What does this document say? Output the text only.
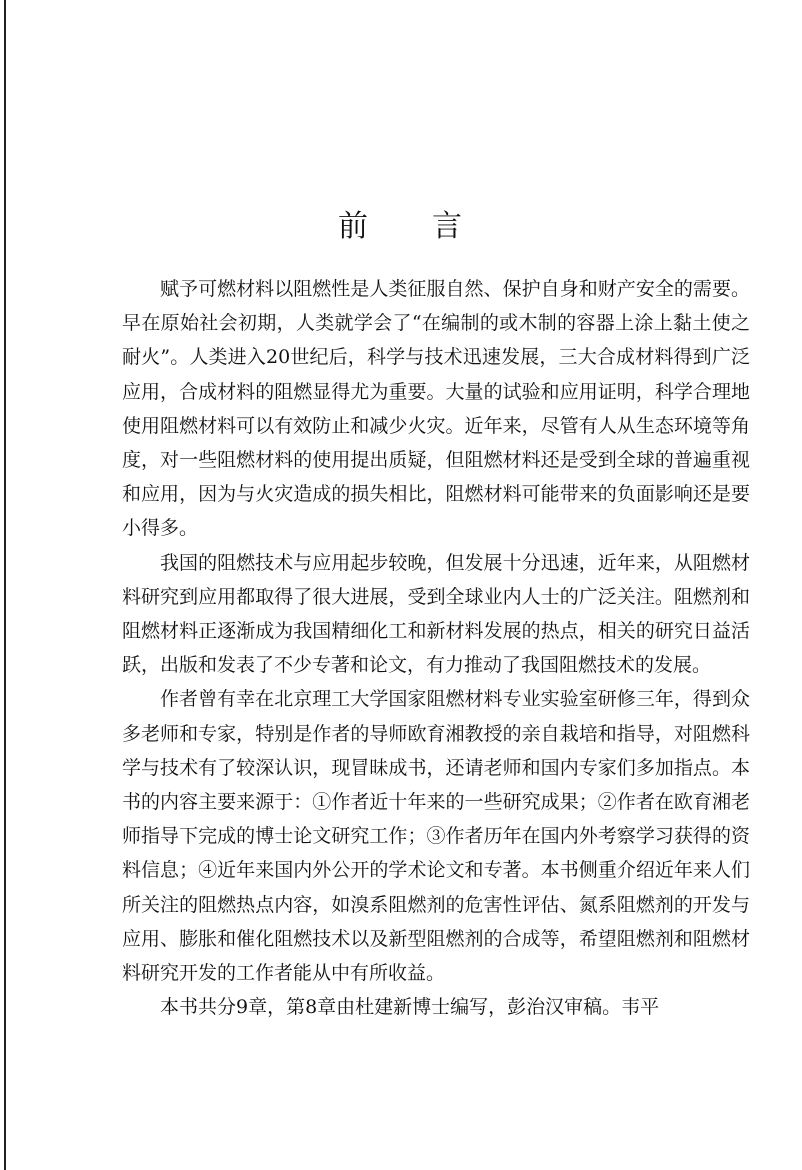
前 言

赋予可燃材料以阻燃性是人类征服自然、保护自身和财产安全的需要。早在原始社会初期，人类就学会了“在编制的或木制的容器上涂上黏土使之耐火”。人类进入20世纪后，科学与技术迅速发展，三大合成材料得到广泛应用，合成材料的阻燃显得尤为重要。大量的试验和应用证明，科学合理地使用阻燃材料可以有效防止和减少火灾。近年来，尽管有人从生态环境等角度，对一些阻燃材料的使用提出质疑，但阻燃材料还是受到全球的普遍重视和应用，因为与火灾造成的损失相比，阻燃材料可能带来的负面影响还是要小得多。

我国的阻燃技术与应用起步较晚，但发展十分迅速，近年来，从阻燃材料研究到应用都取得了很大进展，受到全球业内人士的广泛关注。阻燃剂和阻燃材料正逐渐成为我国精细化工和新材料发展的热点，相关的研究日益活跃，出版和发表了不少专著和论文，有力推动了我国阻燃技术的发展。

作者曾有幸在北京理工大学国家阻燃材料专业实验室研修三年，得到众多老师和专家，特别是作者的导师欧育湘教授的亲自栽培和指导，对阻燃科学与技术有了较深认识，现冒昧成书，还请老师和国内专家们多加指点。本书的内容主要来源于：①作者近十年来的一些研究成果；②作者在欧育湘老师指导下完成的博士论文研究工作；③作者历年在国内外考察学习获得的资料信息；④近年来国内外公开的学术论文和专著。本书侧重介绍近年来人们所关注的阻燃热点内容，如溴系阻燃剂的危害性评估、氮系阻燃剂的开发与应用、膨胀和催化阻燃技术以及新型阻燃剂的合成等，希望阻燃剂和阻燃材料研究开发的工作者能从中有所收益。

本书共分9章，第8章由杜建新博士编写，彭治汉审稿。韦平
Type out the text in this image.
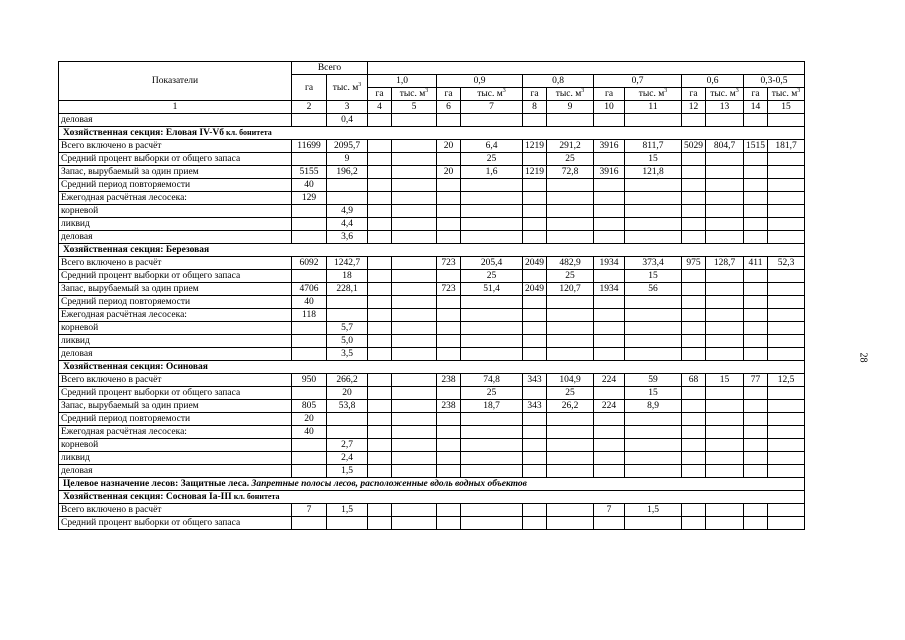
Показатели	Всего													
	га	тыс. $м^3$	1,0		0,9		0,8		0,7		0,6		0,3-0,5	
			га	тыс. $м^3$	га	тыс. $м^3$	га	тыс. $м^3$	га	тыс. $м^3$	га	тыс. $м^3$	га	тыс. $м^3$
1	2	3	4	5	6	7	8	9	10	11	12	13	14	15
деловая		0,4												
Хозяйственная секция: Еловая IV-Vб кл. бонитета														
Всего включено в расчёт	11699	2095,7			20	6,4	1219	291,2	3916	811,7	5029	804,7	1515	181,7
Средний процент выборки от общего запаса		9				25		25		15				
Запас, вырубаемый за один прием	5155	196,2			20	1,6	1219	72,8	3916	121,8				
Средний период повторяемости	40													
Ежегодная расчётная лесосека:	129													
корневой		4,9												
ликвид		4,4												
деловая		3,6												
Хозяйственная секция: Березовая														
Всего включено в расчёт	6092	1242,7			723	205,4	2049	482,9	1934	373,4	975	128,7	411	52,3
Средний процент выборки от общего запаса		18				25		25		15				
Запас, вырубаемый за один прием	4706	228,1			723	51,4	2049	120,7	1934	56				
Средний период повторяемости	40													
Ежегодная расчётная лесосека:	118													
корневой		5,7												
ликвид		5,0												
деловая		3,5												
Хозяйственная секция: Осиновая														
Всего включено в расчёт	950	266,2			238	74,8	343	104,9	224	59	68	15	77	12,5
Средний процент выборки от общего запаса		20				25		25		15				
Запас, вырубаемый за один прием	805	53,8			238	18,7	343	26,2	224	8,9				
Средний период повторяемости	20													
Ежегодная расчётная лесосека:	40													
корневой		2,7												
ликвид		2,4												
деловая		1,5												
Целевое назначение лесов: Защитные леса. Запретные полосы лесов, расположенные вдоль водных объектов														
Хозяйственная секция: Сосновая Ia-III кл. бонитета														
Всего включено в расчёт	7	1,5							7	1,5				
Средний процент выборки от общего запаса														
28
* * * * *
In the entries above, identify every line with the word "расчётная". Copy those lines.

• THE REPLY:
Ежегодная расчётная лесосека:	129													
Ежегодная расчётная лесосека:	118													
Ежегодная расчётная лесосека:	40													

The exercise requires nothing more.